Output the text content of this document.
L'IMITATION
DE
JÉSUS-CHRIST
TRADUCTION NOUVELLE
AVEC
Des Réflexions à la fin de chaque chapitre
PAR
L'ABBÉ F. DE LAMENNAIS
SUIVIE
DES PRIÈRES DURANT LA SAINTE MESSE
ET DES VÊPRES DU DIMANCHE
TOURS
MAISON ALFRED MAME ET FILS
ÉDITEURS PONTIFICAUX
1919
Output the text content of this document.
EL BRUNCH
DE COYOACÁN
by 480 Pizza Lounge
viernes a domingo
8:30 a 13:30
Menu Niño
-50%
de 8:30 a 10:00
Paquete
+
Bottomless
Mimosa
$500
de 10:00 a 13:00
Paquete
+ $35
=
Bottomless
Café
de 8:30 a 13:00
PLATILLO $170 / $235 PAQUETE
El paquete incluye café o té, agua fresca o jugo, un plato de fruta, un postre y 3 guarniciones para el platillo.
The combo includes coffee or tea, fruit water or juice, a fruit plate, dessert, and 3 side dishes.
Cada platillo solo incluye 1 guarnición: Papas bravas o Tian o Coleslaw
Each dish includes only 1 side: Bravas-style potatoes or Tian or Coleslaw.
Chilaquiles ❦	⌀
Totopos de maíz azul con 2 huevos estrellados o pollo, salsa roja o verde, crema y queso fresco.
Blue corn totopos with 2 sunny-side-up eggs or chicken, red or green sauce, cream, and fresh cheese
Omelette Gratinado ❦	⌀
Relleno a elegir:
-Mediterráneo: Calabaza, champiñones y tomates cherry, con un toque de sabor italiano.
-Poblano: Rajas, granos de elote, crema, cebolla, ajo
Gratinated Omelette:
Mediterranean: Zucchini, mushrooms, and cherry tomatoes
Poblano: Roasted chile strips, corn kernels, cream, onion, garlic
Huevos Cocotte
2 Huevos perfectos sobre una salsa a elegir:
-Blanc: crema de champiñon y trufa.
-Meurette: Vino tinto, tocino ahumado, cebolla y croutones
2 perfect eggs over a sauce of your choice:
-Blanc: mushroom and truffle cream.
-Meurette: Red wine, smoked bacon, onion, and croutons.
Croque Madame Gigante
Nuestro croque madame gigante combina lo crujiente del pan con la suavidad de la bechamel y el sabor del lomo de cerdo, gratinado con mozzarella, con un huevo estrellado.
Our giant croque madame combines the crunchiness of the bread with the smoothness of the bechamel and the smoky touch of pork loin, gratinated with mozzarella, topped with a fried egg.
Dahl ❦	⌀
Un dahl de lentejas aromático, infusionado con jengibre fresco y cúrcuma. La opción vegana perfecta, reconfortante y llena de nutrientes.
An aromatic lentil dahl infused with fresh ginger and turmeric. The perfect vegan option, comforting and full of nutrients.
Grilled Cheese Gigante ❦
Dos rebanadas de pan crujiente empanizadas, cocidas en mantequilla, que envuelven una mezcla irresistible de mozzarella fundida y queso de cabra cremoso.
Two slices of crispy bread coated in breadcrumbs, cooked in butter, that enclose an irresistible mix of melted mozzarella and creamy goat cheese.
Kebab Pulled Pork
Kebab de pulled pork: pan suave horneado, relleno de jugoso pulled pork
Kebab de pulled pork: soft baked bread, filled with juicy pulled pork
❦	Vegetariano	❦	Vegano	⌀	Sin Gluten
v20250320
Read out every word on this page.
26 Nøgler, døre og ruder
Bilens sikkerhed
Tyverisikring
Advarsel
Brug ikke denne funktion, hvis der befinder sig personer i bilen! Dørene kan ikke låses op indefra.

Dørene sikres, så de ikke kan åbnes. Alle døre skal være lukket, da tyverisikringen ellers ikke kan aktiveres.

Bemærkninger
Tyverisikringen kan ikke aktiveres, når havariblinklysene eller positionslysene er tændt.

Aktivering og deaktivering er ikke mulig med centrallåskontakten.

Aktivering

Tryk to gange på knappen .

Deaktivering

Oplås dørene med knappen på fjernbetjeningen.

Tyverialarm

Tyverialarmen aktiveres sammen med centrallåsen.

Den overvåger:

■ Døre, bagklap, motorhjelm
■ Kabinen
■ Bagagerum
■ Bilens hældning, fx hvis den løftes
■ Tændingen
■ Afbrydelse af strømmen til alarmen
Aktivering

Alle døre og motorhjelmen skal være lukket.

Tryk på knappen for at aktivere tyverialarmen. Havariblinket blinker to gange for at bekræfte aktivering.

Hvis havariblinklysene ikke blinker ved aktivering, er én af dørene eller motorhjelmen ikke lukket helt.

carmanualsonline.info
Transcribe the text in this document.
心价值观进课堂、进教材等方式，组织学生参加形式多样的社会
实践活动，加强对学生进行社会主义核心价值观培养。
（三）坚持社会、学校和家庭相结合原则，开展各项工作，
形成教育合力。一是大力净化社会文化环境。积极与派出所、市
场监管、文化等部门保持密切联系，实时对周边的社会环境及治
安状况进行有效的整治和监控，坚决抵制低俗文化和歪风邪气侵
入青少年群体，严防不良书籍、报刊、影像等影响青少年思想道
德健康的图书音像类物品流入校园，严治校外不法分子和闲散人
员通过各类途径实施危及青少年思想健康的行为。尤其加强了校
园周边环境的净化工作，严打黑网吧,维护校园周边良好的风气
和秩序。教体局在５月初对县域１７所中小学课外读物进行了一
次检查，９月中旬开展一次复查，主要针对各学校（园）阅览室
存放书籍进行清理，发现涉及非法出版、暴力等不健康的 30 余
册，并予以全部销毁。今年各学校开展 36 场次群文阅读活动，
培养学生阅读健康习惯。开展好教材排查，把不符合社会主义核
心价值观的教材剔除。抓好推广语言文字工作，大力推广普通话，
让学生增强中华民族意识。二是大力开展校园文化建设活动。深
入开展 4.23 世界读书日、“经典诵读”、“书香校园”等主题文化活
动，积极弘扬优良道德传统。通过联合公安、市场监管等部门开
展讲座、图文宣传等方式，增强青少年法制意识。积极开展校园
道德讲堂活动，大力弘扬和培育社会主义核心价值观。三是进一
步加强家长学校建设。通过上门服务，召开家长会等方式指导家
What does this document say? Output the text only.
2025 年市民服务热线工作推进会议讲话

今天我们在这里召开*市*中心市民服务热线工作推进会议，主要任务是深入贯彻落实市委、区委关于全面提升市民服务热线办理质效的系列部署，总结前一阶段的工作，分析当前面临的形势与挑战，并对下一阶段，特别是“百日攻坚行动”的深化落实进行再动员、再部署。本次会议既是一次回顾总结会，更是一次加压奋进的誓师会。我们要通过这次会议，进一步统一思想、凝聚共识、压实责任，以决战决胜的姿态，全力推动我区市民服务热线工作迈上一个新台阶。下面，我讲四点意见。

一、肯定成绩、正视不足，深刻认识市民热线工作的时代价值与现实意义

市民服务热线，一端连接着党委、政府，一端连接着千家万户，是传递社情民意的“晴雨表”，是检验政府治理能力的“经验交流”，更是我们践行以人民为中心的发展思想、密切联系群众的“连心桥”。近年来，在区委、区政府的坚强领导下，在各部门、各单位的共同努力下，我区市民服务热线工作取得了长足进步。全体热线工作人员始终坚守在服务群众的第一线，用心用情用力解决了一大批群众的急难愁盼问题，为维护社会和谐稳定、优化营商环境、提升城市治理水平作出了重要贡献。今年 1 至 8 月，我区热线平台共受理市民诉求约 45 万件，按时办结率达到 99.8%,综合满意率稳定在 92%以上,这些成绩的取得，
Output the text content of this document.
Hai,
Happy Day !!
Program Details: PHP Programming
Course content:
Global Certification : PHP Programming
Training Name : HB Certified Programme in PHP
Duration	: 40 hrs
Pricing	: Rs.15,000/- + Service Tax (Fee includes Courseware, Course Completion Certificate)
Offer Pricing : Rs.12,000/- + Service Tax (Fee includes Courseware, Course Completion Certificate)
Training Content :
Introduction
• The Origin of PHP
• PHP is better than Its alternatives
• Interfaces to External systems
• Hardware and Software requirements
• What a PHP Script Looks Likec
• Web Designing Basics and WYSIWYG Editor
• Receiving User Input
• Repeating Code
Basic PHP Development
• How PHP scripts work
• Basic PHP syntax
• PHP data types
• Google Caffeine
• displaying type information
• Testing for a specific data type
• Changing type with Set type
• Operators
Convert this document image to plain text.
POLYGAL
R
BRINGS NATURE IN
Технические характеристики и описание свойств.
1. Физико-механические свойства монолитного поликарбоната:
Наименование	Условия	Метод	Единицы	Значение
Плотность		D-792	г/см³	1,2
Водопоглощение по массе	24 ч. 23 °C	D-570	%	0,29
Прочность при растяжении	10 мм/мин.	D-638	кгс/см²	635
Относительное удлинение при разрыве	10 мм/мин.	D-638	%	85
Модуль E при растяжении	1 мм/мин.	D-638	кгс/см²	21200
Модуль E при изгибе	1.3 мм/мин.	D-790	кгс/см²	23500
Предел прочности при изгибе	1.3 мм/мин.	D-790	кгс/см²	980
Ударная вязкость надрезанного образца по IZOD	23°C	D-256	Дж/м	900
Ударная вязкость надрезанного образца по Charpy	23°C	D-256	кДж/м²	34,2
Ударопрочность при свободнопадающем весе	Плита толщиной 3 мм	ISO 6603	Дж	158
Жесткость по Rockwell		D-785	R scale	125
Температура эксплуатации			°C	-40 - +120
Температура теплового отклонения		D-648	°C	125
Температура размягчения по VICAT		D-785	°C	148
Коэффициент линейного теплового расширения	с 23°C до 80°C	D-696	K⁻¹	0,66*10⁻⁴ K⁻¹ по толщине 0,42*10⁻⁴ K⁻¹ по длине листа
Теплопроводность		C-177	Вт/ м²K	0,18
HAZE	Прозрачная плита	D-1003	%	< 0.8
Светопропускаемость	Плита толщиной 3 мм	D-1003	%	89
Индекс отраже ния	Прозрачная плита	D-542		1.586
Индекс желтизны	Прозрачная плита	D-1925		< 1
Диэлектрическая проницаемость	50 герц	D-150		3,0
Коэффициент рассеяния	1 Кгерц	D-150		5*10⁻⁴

> Task description
Scan the material above. Copy each line where "Kebab" occurs.

> Solution below
Kebab Pulled Pork
Kebab de pulled pork: pan suave horneado, relleno de jugoso pulled pork
Kebab de pulled pork: soft baked bread, filled with juicy pulled pork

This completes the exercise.